EXERCISE DESCRIPTION
Leave out any picture and return the remaining listing below exactly as given.
-- start of DATA FOR THIS EXERCISE --
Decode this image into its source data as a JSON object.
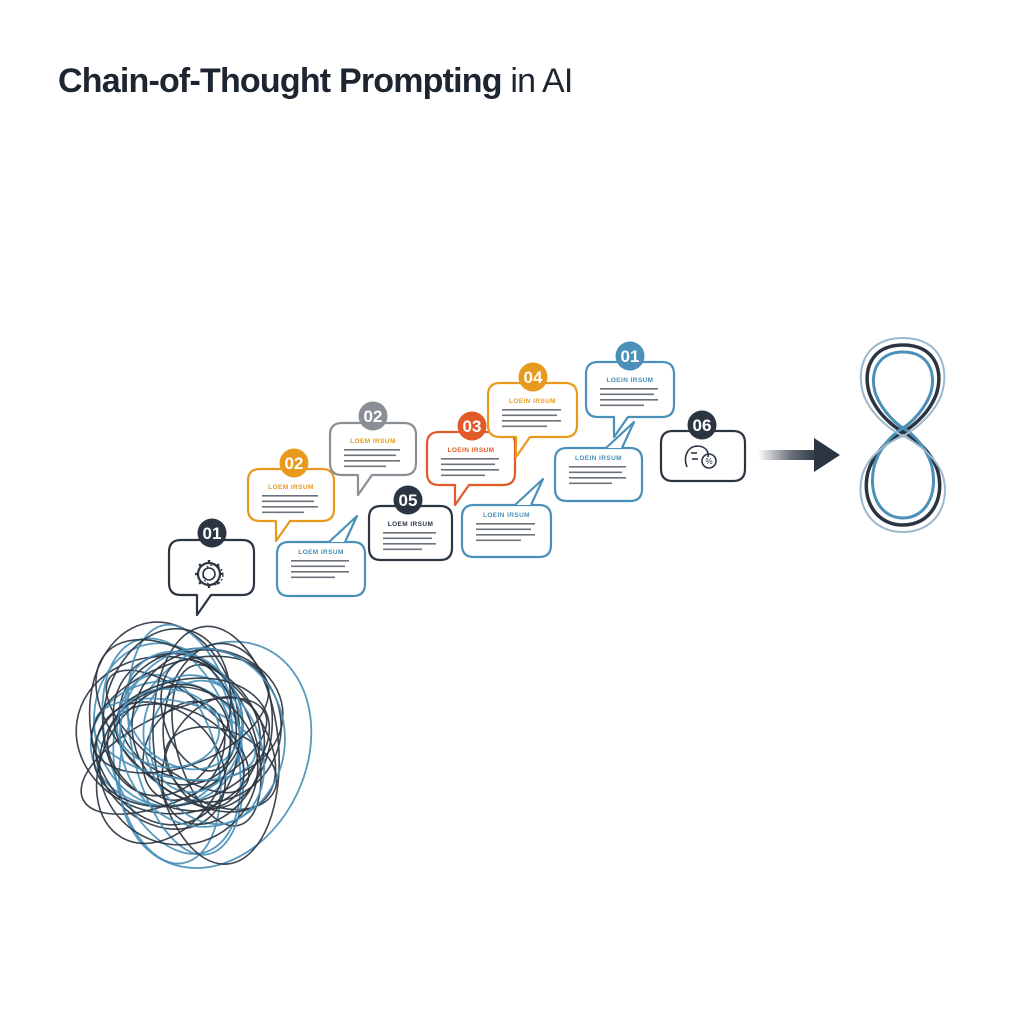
{
  "title": {
    "main": "Chain-of-Thought Prompting",
    "suffix": "in AI"
  },
  "colors": {
    "dark": "#2b3541",
    "blue": "#4a90b8",
    "orange": "#e89a1e",
    "red": "#e05a2a",
    "gray": "#8a8f96",
    "text": "#1c2530"
  },
  "bubbles": [
    {
      "id": "b01",
      "badge": "01",
      "heading": "",
      "icon": "gear-icon",
      "color": "dark"
    },
    {
      "id": "b02a",
      "badge": "02",
      "heading": "LOEM IRSUM",
      "color": "orange"
    },
    {
      "id": "b02b",
      "badge": "02",
      "heading": "LOEM IRSUM",
      "color": "gray"
    },
    {
      "id": "bLow1",
      "badge": "",
      "heading": "LOEM IRSUM",
      "color": "blue"
    },
    {
      "id": "b05",
      "badge": "05",
      "heading": "LOEM IRSUM",
      "color": "dark"
    },
    {
      "id": "b03",
      "badge": "03",
      "heading": "LOEIN IRSUM",
      "color": "red"
    },
    {
      "id": "b04",
      "badge": "04",
      "heading": "LOEIN IRSUM",
      "color": "orange"
    },
    {
      "id": "bLow2",
      "badge": "",
      "heading": "LOEIN IRSUM",
      "color": "blue"
    },
    {
      "id": "bLow3",
      "badge": "",
      "heading": "LOEIN IRSUM",
      "color": "blue"
    },
    {
      "id": "b01b",
      "badge": "01",
      "heading": "LOEIN IRSUM",
      "color": "blue"
    },
    {
      "id": "b06",
      "badge": "06",
      "heading": "",
      "icon": "face-gear-icon",
      "color": "dark"
    }
  ],
  "symbols": {
    "input": "tangled-thoughts-icon",
    "transition": "arrow-right-icon",
    "output": "infinity-loop-icon"
  }
}
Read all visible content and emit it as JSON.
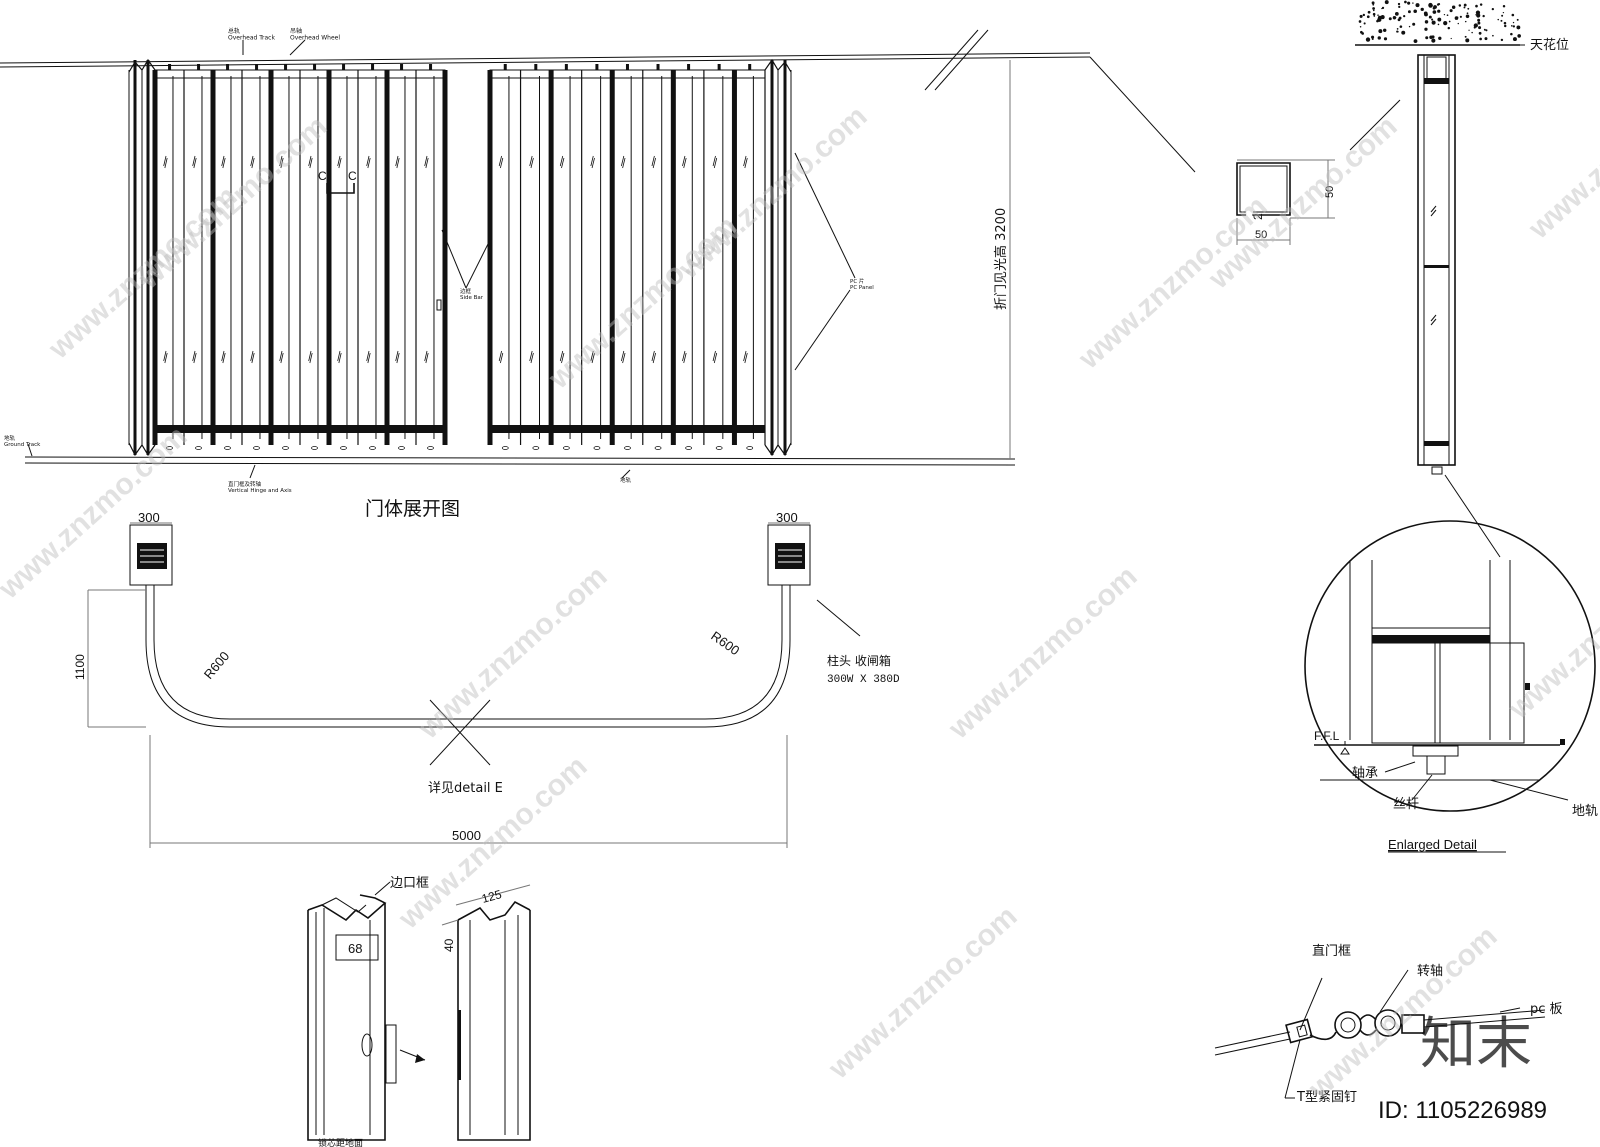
{
  "elevation": {
    "overhead_track_label": "总轨\nOverhead Track",
    "overhead_wheel_label": "吊轴\nOverhead Wheel",
    "section_marker": "C",
    "side_bar_label": "边框\nSide Bar",
    "pc_panel_label": "PC 片\nPC Panel",
    "ground_track_label": "地轨\nGround Track",
    "hinge_label": "直门框及转轴\nVertical Hinge and Axis",
    "floor_label": "地轨",
    "height_dim": "折门见光高 3200",
    "title": "门体展开图"
  },
  "plan": {
    "left_box_width": "300",
    "right_box_width": "300",
    "left_radius": "R600",
    "right_radius": "R600",
    "depth_dim": "1100",
    "total_width": "5000",
    "box_note_line1": "柱头 收闸箱",
    "box_note_line2": "300W X 380D",
    "detail_ref": "详见detail E"
  },
  "tube_section": {
    "width": "50",
    "height": "50",
    "wall": "2"
  },
  "side_section": {
    "ceiling_label": "天花位"
  },
  "enlarged": {
    "ffl_label": "F.F.L",
    "bearing_label": "轴承",
    "screw_label": "丝杆",
    "track_label": "地轨",
    "title": "Enlarged Detail"
  },
  "frame_profile": {
    "frame_label": "边口框",
    "dim_68": "68",
    "dim_125": "125",
    "dim_40": "40",
    "bottom_label": "锁芯距地面"
  },
  "hinge_detail": {
    "frame_label": "直门框",
    "axis_label": "转轴",
    "pc_label": "pc 板",
    "nail_label": "T型紧固钉"
  },
  "watermark": {
    "text": "www.znzmo.com",
    "brand": "知末",
    "id_text": "ID: 1105226989"
  }
}
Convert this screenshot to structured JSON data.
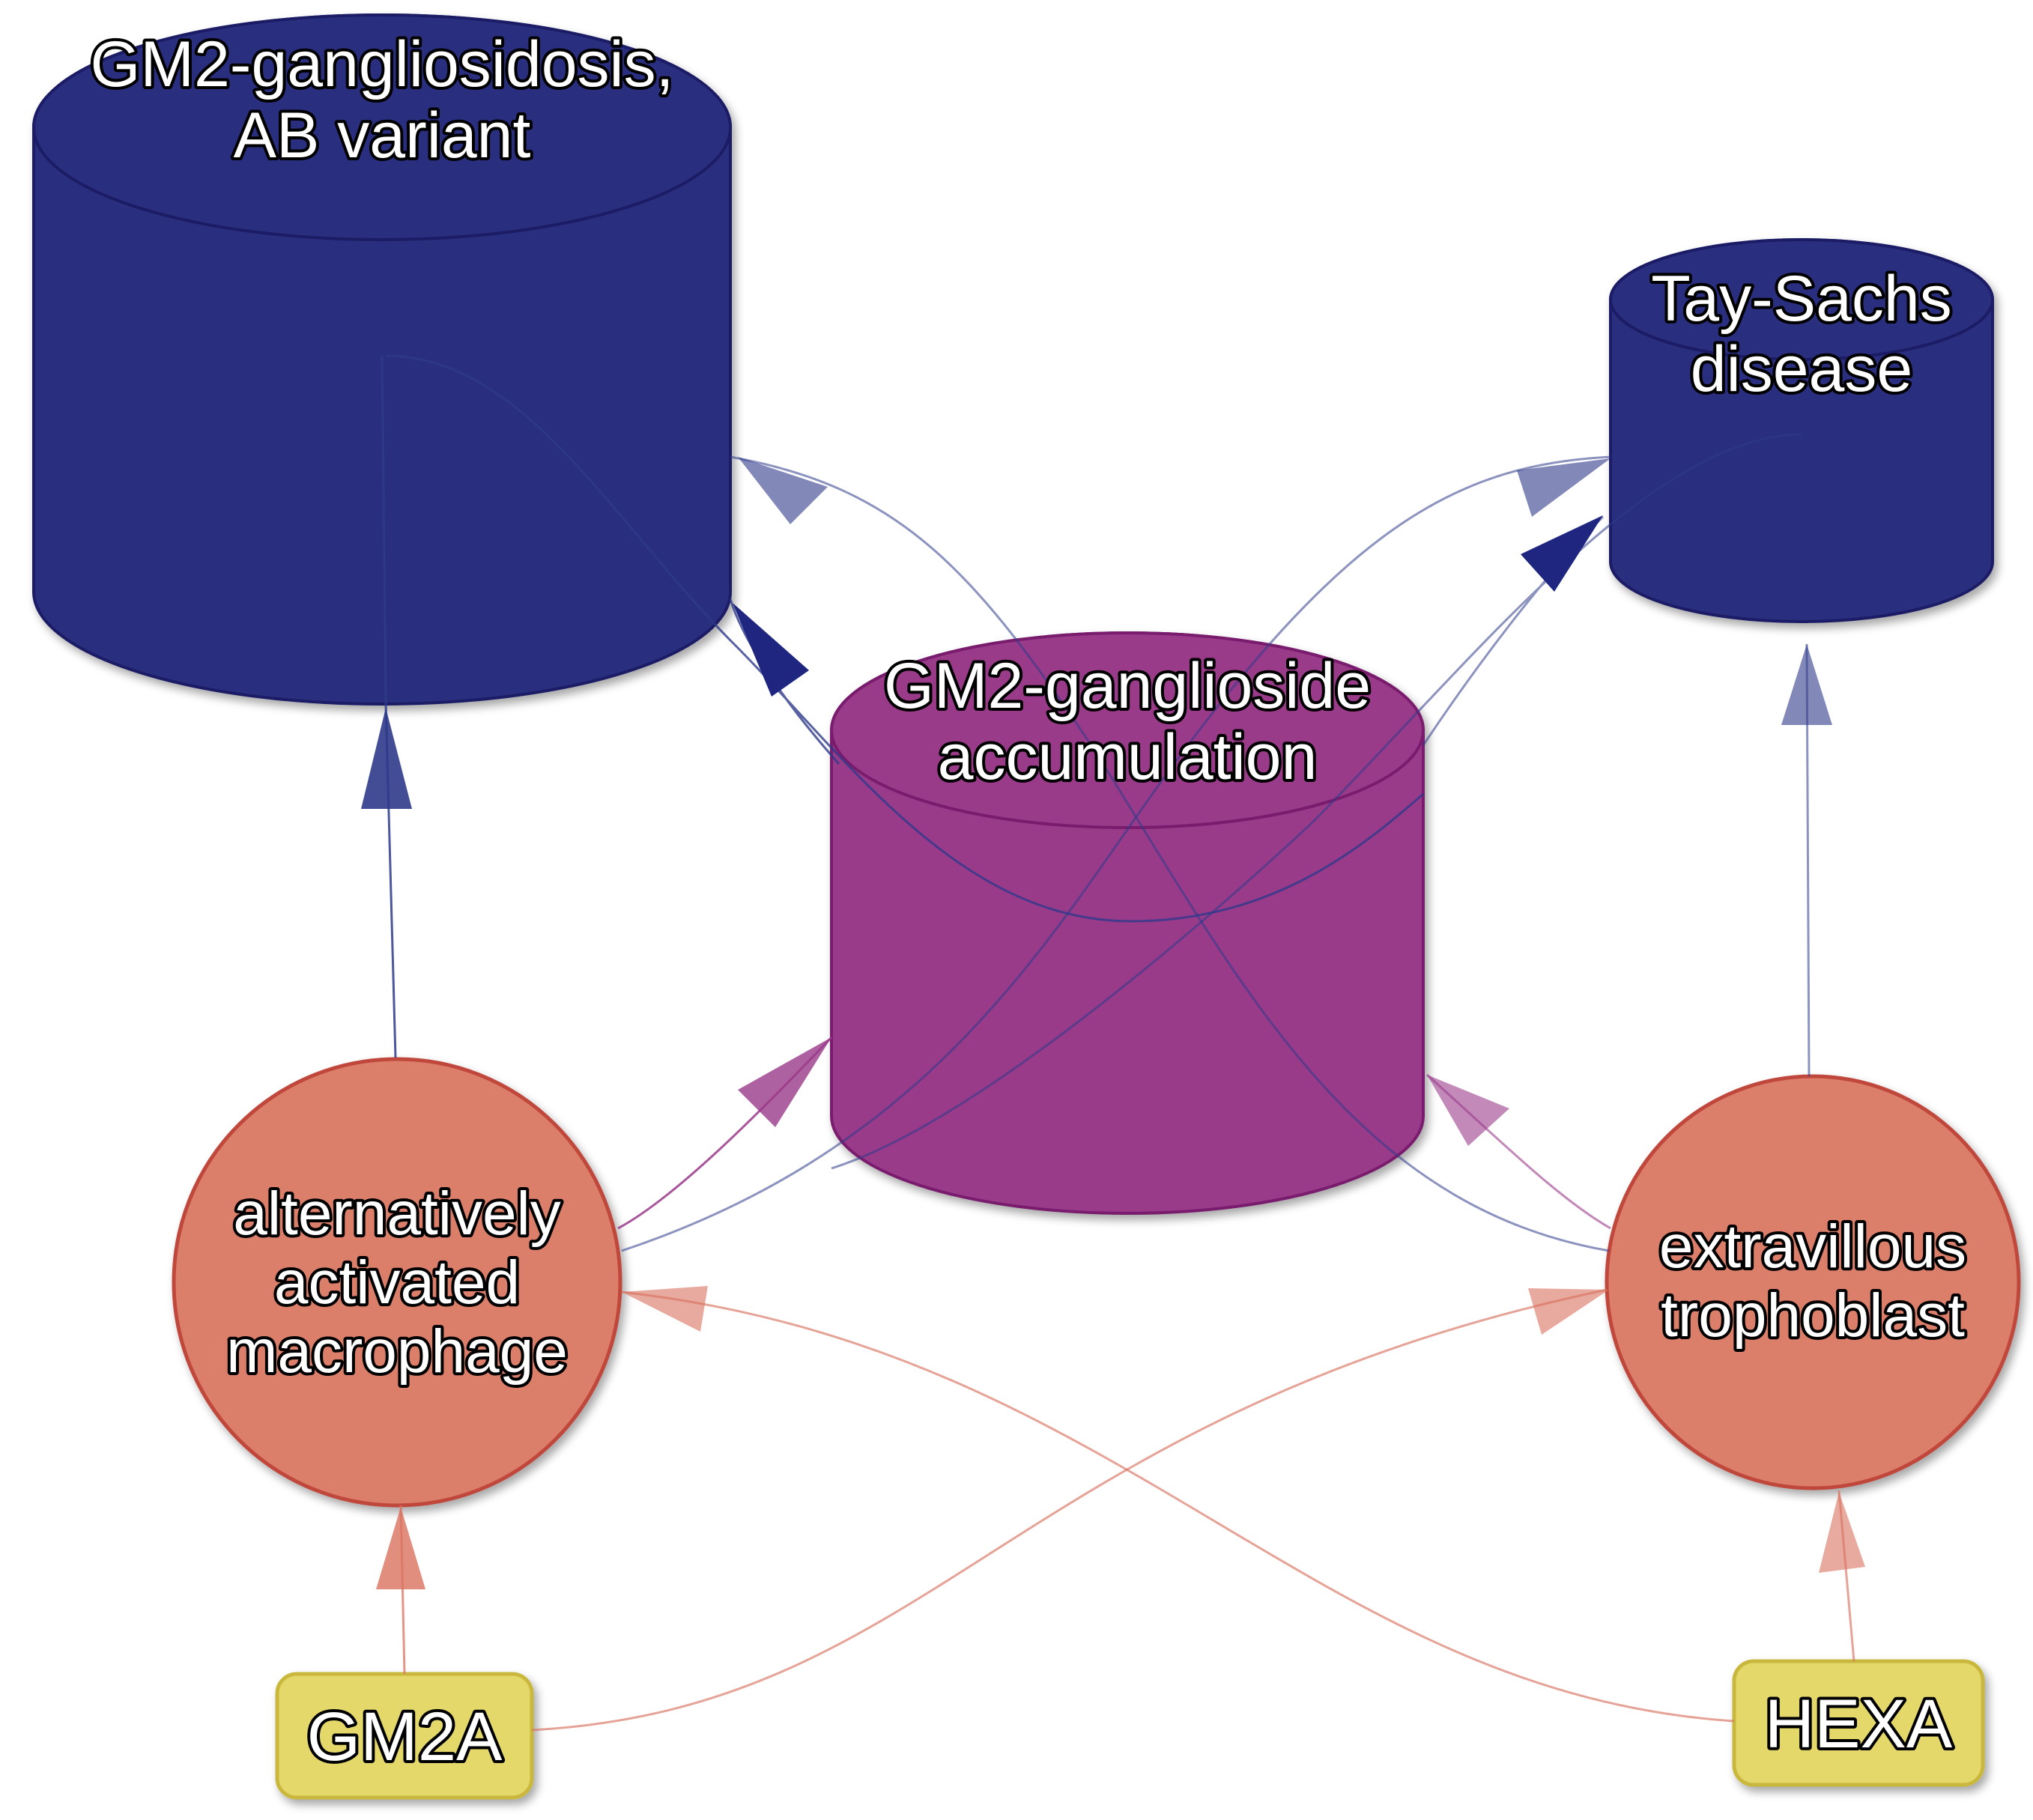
{
  "colors": {
    "disease": "#2b2f7e",
    "disease_stroke": "#1c1f66",
    "phenotype": "#9a3a8a",
    "phenotype_stroke": "#7a1f6e",
    "cell": "#dc7f6a",
    "cell_stroke": "#c0473a",
    "gene": "#e5d86a",
    "gene_stroke": "#c9b83e",
    "edge_disease": "#2e3a8a",
    "edge_phenotype": "#9a3a8a",
    "edge_gene": "#d9725f"
  },
  "nodes": {
    "ab_variant": {
      "line1": "GM2-gangliosidosis,",
      "line2": "AB variant",
      "kind": "disease"
    },
    "tay_sachs": {
      "line1": "Tay-Sachs",
      "line2": "disease",
      "kind": "disease"
    },
    "accumulation": {
      "line1": "GM2-ganglioside",
      "line2": "accumulation",
      "kind": "phenotype"
    },
    "macrophage": {
      "line1": "alternatively",
      "line2": "activated",
      "line3": "macrophage",
      "kind": "cell-type"
    },
    "trophoblast": {
      "line1": "extravillous",
      "line2": "trophoblast",
      "kind": "cell-type"
    },
    "gm2a": {
      "label": "GM2A",
      "kind": "gene"
    },
    "hexa": {
      "label": "HEXA",
      "kind": "gene"
    }
  },
  "edges": [
    {
      "from": "gm2a",
      "to": "macrophage"
    },
    {
      "from": "gm2a",
      "to": "trophoblast"
    },
    {
      "from": "hexa",
      "to": "trophoblast"
    },
    {
      "from": "hexa",
      "to": "macrophage"
    },
    {
      "from": "macrophage",
      "to": "ab_variant"
    },
    {
      "from": "macrophage",
      "to": "accumulation"
    },
    {
      "from": "macrophage",
      "to": "tay_sachs"
    },
    {
      "from": "trophoblast",
      "to": "accumulation"
    },
    {
      "from": "trophoblast",
      "to": "tay_sachs"
    },
    {
      "from": "trophoblast",
      "to": "ab_variant"
    },
    {
      "from": "accumulation",
      "to": "ab_variant"
    },
    {
      "from": "accumulation",
      "to": "tay_sachs"
    }
  ]
}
-- end of DATA FOR THIS EXERCISE --
REPLY TO THE EXERCISE
Decode this image into its source data as a JSON object.
{
  "title": {
    "main": "Chain-of-Thought Prompting",
    "suffix": "in AI"
  },
  "colors": {
    "dark": "#2b3541",
    "blue": "#4a90b8",
    "orange": "#e89a1e",
    "red": "#e05a2a",
    "gray": "#8a8f96",
    "text": "#1c2530"
  },
  "bubbles": [
    {
      "id": "b01",
      "badge": "01",
      "heading": "",
      "icon": "gear-icon",
      "color": "dark"
    },
    {
      "id": "b02a",
      "badge": "02",
      "heading": "LOEM IRSUM",
      "color": "orange"
    },
    {
      "id": "b02b",
      "badge": "02",
      "heading": "LOEM IRSUM",
      "color": "gray"
    },
    {
      "id": "bLow1",
      "badge": "",
      "heading": "LOEM IRSUM",
      "color": "blue"
    },
    {
      "id": "b05",
      "badge": "05",
      "heading": "LOEM IRSUM",
      "color": "dark"
    },
    {
      "id": "b03",
      "badge": "03",
      "heading": "LOEIN IRSUM",
      "color": "red"
    },
    {
      "id": "b04",
      "badge": "04",
      "heading": "LOEIN IRSUM",
      "color": "orange"
    },
    {
      "id": "bLow2",
      "badge": "",
      "heading": "LOEIN IRSUM",
      "color": "blue"
    },
    {
      "id": "bLow3",
      "badge": "",
      "heading": "LOEIN IRSUM",
      "color": "blue"
    },
    {
      "id": "b01b",
      "badge": "01",
      "heading": "LOEIN IRSUM",
      "color": "blue"
    },
    {
      "id": "b06",
      "badge": "06",
      "heading": "",
      "icon": "face-gear-icon",
      "color": "dark"
    }
  ],
  "symbols": {
    "input": "tangled-thoughts-icon",
    "transition": "arrow-right-icon",
    "output": "infinity-loop-icon"
  }
}
Read all visible content and emit it as JSON.
{
  "elevation": {
    "overhead_track_label": "总轨\nOverhead Track",
    "overhead_wheel_label": "吊轴\nOverhead Wheel",
    "section_marker": "C",
    "side_bar_label": "边框\nSide Bar",
    "pc_panel_label": "PC 片\nPC Panel",
    "ground_track_label": "地轨\nGround Track",
    "hinge_label": "直门框及转轴\nVertical Hinge and Axis",
    "floor_label": "地轨",
    "height_dim": "折门见光高 3200",
    "title": "门体展开图"
  },
  "plan": {
    "left_box_width": "300",
    "right_box_width": "300",
    "left_radius": "R600",
    "right_radius": "R600",
    "depth_dim": "1100",
    "total_width": "5000",
    "box_note_line1": "柱头 收闸箱",
    "box_note_line2": "300W X 380D",
    "detail_ref": "详见detail E"
  },
  "tube_section": {
    "width": "50",
    "height": "50",
    "wall": "2"
  },
  "side_section": {
    "ceiling_label": "天花位"
  },
  "enlarged": {
    "ffl_label": "F.F.L",
    "bearing_label": "轴承",
    "screw_label": "丝杆",
    "track_label": "地轨",
    "title": "Enlarged Detail"
  },
  "frame_profile": {
    "frame_label": "边口框",
    "dim_68": "68",
    "dim_125": "125",
    "dim_40": "40",
    "bottom_label": "锁芯距地面"
  },
  "hinge_detail": {
    "frame_label": "直门框",
    "axis_label": "转轴",
    "pc_label": "pc 板",
    "nail_label": "T型紧固钉"
  },
  "watermark": {
    "text": "www.znzmo.com",
    "brand": "知末",
    "id_text": "ID: 1105226989"
  }
}
Convert this screenshot to structured JSON data.
{
  "colors": {
    "disease": "#2b2f7e",
    "disease_stroke": "#1c1f66",
    "phenotype": "#9a3a8a",
    "phenotype_stroke": "#7a1f6e",
    "cell": "#dc7f6a",
    "cell_stroke": "#c0473a",
    "gene": "#e5d86a",
    "gene_stroke": "#c9b83e",
    "edge_disease": "#2e3a8a",
    "edge_phenotype": "#9a3a8a",
    "edge_gene": "#d9725f"
  },
  "nodes": {
    "ab_variant": {
      "line1": "GM2-gangliosidosis,",
      "line2": "AB variant",
      "kind": "disease"
    },
    "tay_sachs": {
      "line1": "Tay-Sachs",
      "line2": "disease",
      "kind": "disease"
    },
    "accumulation": {
      "line1": "GM2-ganglioside",
      "line2": "accumulation",
      "kind": "phenotype"
    },
    "macrophage": {
      "line1": "alternatively",
      "line2": "activated",
      "line3": "macrophage",
      "kind": "cell-type"
    },
    "trophoblast": {
      "line1": "extravillous",
      "line2": "trophoblast",
      "kind": "cell-type"
    },
    "gm2a": {
      "label": "GM2A",
      "kind": "gene"
    },
    "hexa": {
      "label": "HEXA",
      "kind": "gene"
    }
  },
  "edges": [
    {
      "from": "gm2a",
      "to": "macrophage"
    },
    {
      "from": "gm2a",
      "to": "trophoblast"
    },
    {
      "from": "hexa",
      "to": "trophoblast"
    },
    {
      "from": "hexa",
      "to": "macrophage"
    },
    {
      "from": "macrophage",
      "to": "ab_variant"
    },
    {
      "from": "macrophage",
      "to": "accumulation"
    },
    {
      "from": "macrophage",
      "to": "tay_sachs"
    },
    {
      "from": "trophoblast",
      "to": "accumulation"
    },
    {
      "from": "trophoblast",
      "to": "tay_sachs"
    },
    {
      "from": "trophoblast",
      "to": "ab_variant"
    },
    {
      "from": "accumulation",
      "to": "ab_variant"
    },
    {
      "from": "accumulation",
      "to": "tay_sachs"
    }
  ]
}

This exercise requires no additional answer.